Challenge
From the passage about Mayor Michael Nutter, quote word for word the section that begins with the words "And you know" and ends with "of your children.".

Extract provided
++++++++++
Now let me just say this: if you’re not doing those things—if you’re just hanging out there, maybe you’re sending a check or bringing some cash by—that’s not being a father. You’re just a human ATM. You’re just an ATM. And if you’re not providing the guidance and you’re not sending any money, you’re just a sperm donor. You’re just a sperm donor. You’re what the girls call out in the street: “That’s my baby-daddy. That’s my baby-daddy.” That’s not good enough. Don’t be that. Don’t be that. You can do better than that.

And you know something? That’s part of the problem in our community. Let me speak plainly: that’s part of the problem in the black community. And many other communities, but a particular problem in the black communities: we have too many men making too many babies that they don’t want to take care of and then we end up dealing with your children. We’re not running a big babysitting service. We’re running a big government and a great city. Take care of your children.
All of them. All of them.

Mayor Michael Nutter
Mount Carmel Baptist Church, Philadelphia
August 7, 2011

Crime may seem like Philadelphia’s toughest challenge, but you could make the case that its budget woes are even worse. Nutter took office just as the economy was bottoming out, hammering tax revenues. The city’s $4 billion budget had a $100 million deficit, which the new mayor attributed to “a dramatic decline in tax receipts and increased pension costs.” The future looked even grimmer: over five years, the city faced a cumulative budget gap of more than $1 billion.

Nutter took swift action, announcing furlough days for city workers, canceling bonuses for nonunion workers, laying off several hundred employees, and eliminating hundreds more through attrition. He also cut his own salary and those of his cabinet members. And he announced plans to shutter 11 public libraries, though he was forced to abandon that proposal after a public outcry and objections from the city council. To get the budget under control, Nutter didn’t just cut spending; he hiked the local sales tax by 1 percentage point (though the increase is scheduled to expire in 2015).
++++++++++
Information shown

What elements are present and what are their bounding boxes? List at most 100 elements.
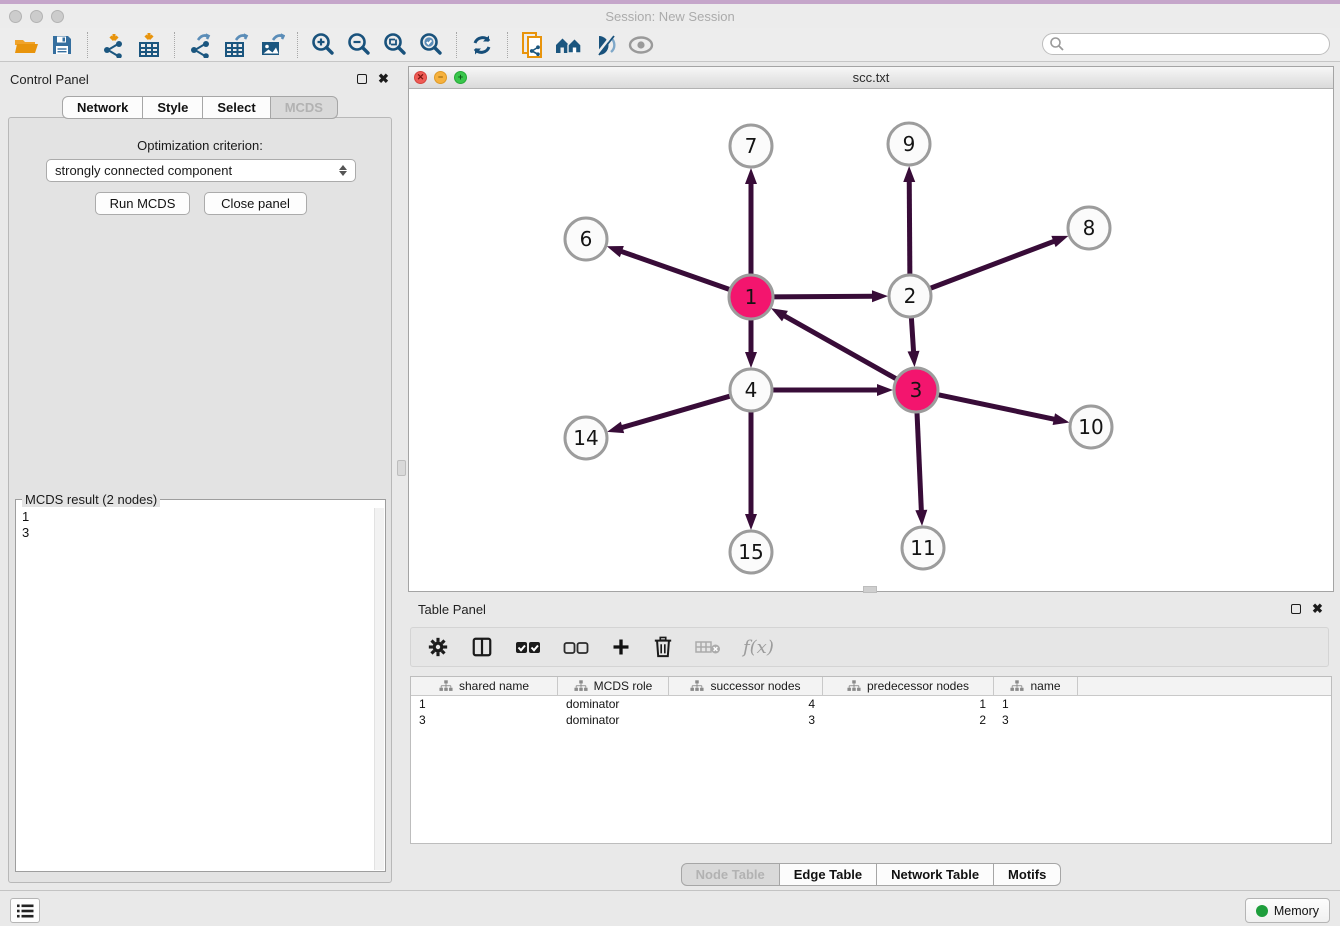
++++++++++
Exercise result
And you know something? That’s part of the problem in our community. Let me speak plainly: that’s part of the problem in the black community. And many other communities, but a particular problem in the black communities: we have too many men making too many babies that they don’t want to take care of and then we end up dealing with your children. We’re not running a big babysitting service. We’re running a big government and a great city. Take care of your children.